Collect each line of the entries that holds the string "deployment".

* [DATA EXCERPTS]:
____

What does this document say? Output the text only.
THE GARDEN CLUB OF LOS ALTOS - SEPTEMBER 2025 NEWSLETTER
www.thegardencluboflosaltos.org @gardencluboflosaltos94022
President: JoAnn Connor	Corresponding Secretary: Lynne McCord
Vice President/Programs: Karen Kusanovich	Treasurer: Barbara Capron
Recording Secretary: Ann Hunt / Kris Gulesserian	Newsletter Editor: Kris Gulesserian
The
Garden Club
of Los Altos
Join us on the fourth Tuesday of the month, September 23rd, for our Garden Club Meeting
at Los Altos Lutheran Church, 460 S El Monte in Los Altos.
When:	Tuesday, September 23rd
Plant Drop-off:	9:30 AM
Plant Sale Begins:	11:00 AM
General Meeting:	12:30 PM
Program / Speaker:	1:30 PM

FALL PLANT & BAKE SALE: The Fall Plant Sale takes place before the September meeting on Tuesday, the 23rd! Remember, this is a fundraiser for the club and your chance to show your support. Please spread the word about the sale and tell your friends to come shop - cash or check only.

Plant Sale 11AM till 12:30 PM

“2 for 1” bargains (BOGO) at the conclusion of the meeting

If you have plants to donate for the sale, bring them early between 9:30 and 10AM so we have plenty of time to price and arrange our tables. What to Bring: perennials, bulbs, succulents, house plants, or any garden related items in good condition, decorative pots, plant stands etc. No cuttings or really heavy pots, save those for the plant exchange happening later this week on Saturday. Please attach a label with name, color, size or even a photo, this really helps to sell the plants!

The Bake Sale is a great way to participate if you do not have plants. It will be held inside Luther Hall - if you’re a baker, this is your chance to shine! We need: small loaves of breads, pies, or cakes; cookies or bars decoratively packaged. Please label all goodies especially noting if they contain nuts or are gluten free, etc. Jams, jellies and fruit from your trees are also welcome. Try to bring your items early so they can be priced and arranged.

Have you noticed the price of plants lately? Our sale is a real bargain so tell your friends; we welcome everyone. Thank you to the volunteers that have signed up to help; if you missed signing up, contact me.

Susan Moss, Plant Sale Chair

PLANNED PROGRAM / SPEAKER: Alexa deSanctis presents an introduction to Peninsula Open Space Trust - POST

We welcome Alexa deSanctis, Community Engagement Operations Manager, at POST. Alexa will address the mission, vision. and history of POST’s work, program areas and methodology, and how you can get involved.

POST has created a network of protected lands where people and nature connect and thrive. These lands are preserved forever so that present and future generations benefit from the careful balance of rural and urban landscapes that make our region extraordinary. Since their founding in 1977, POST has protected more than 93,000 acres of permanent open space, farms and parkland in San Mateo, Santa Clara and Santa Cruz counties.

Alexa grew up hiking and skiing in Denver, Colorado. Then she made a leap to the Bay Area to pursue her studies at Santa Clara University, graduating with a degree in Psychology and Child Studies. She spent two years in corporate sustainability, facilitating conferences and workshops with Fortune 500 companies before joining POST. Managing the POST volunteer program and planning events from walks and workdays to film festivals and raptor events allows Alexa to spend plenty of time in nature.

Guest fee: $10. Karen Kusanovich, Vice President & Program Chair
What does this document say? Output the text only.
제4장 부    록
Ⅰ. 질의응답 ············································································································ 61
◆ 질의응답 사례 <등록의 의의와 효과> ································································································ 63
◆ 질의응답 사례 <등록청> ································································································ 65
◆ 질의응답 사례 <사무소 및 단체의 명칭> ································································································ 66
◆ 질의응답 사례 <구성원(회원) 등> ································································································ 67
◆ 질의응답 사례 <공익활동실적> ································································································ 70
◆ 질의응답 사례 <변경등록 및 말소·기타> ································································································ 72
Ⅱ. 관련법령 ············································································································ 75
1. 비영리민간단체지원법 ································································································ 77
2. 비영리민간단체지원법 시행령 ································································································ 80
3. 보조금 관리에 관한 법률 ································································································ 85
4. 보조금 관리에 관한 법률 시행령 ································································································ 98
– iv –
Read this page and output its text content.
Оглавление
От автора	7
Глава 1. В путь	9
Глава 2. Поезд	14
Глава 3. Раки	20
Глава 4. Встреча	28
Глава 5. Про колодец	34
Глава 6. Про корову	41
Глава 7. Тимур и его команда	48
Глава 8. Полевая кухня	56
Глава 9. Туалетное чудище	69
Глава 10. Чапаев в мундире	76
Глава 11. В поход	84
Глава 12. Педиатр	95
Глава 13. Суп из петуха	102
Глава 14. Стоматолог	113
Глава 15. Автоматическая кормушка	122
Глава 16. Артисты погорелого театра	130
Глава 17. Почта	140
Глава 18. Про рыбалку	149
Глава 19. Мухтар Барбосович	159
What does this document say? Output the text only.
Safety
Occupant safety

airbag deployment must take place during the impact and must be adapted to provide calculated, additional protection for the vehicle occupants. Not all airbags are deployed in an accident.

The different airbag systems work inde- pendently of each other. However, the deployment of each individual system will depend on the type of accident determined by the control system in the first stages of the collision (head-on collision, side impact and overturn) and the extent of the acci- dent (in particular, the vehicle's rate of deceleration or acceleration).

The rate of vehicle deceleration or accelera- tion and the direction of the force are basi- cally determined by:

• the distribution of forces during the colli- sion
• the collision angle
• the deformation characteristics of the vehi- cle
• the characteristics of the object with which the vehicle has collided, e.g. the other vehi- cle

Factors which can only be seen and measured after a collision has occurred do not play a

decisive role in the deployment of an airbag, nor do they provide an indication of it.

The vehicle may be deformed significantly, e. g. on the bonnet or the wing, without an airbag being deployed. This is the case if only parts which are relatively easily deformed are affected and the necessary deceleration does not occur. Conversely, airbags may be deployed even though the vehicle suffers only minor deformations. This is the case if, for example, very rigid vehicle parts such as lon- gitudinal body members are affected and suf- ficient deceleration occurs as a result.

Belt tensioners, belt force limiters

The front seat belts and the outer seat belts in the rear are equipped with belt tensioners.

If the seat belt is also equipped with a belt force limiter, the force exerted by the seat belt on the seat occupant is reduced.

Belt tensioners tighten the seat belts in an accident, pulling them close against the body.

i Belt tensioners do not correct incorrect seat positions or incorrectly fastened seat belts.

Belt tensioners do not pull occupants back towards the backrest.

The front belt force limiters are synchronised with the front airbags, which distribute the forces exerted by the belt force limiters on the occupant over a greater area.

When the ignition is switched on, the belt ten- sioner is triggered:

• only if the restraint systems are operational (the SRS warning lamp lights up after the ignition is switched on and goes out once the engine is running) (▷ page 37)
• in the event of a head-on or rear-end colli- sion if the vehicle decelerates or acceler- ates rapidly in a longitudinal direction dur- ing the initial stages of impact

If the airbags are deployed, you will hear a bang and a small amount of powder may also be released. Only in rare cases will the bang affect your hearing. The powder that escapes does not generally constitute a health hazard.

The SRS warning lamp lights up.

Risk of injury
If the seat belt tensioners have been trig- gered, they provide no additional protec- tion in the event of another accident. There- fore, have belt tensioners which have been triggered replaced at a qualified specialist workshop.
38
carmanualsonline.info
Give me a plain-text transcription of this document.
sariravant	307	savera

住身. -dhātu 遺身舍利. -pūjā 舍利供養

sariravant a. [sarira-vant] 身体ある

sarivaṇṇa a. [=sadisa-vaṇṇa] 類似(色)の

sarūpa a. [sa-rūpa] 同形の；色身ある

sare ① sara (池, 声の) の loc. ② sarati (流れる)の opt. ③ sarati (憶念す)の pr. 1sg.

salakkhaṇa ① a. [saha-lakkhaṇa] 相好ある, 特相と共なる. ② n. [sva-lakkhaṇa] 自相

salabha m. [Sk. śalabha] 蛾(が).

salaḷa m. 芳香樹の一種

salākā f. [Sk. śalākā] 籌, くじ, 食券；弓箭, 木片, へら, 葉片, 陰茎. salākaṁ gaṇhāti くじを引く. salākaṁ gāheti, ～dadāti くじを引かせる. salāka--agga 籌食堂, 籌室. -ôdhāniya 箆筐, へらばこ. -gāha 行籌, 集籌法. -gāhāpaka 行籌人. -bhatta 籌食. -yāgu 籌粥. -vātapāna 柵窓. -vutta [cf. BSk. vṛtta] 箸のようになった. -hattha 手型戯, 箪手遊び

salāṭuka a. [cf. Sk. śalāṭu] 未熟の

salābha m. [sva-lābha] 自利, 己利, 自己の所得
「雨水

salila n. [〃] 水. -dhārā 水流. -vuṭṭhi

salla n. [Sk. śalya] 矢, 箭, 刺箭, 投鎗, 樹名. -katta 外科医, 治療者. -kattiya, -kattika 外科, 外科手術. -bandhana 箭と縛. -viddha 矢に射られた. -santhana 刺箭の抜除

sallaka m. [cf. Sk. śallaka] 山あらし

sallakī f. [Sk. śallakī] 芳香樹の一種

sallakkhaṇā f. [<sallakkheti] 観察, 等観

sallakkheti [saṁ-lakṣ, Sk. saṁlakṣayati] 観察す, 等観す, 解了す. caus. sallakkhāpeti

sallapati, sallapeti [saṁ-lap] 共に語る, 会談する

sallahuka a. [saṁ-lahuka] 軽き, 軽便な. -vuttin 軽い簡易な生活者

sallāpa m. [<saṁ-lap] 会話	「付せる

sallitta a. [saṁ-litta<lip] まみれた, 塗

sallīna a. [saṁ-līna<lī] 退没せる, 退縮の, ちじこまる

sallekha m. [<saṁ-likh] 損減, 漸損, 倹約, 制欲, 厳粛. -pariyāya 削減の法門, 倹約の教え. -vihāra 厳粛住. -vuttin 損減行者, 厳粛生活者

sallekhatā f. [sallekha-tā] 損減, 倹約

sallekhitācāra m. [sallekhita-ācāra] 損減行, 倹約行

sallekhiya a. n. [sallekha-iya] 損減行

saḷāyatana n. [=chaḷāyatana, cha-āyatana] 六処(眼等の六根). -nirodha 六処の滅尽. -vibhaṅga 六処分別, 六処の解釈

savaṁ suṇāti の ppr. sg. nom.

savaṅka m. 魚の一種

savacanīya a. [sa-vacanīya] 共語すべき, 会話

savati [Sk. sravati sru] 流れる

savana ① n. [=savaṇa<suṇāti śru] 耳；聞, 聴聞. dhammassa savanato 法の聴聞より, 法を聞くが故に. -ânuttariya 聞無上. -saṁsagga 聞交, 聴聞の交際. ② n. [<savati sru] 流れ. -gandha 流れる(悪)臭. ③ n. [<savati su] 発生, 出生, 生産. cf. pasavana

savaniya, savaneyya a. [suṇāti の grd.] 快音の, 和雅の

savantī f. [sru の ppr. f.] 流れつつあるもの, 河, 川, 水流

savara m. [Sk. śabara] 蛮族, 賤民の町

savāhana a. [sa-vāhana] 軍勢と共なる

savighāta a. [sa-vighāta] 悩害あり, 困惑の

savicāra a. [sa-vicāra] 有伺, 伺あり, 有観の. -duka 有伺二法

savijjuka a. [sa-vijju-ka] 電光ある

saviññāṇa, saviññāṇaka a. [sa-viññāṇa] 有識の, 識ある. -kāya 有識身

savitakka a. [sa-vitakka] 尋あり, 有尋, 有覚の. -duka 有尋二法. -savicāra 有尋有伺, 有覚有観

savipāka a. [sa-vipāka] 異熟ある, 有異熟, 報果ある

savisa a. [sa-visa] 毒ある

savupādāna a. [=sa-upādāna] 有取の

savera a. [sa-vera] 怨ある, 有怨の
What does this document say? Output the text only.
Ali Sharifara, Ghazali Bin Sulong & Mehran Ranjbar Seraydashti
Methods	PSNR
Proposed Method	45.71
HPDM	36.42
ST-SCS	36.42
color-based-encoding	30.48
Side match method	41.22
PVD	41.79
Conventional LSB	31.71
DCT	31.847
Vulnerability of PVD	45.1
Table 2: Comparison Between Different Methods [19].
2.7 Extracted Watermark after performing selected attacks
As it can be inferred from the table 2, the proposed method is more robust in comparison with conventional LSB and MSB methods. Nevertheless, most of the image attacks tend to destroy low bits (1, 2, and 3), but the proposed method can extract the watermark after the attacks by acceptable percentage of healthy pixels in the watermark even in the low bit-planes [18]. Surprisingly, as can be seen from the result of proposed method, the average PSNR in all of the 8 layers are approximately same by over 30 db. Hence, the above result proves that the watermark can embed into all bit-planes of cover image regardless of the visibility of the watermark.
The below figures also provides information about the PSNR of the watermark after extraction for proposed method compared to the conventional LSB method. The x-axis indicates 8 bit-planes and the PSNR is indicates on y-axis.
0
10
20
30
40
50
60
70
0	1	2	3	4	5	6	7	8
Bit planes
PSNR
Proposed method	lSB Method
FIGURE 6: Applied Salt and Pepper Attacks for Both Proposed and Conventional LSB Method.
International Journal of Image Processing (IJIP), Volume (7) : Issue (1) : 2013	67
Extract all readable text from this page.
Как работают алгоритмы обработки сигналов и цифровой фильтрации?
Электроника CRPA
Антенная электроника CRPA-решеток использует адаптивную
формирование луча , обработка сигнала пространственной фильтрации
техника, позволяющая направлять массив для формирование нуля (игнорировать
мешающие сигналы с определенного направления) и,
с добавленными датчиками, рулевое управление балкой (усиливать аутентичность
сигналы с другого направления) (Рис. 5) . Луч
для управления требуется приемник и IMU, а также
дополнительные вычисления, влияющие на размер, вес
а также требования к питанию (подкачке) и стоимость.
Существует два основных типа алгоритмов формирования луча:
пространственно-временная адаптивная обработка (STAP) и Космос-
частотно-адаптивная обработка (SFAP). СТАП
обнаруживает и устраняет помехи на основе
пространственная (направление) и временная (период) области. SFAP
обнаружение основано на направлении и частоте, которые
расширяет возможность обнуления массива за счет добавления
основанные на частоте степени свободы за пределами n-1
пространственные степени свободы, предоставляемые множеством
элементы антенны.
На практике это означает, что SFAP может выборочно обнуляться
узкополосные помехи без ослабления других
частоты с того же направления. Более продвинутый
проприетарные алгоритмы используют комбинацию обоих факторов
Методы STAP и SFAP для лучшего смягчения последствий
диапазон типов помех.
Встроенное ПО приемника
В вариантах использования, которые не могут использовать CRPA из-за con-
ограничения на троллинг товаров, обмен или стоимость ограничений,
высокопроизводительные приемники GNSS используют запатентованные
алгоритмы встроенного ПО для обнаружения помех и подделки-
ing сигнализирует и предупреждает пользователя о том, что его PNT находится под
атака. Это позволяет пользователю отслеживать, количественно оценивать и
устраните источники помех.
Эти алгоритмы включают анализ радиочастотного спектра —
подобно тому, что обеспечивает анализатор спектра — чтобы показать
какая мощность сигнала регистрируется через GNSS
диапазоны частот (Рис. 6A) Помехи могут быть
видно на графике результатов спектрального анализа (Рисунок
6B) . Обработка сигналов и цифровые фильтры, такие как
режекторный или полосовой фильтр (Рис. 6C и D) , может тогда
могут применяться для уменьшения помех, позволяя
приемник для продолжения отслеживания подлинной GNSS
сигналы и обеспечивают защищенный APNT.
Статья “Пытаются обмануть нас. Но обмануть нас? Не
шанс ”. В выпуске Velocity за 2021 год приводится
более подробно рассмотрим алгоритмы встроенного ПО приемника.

____

* [RESULT]:
airbag deployment must take place during the impact and must be adapted to provide calculated, additional protection for the vehicle occupants. Not all airbags are deployed in an accident.
The different airbag systems work inde- pendently of each other. However, the deployment of each individual system will depend on the type of accident determined by the control system in the first stages of the collision (head-on collision, side impact and overturn) and the extent of the acci- dent (in particular, the vehicle's rate of deceleration or acceleration).
decisive role in the deployment of an airbag, nor do they provide an indication of it.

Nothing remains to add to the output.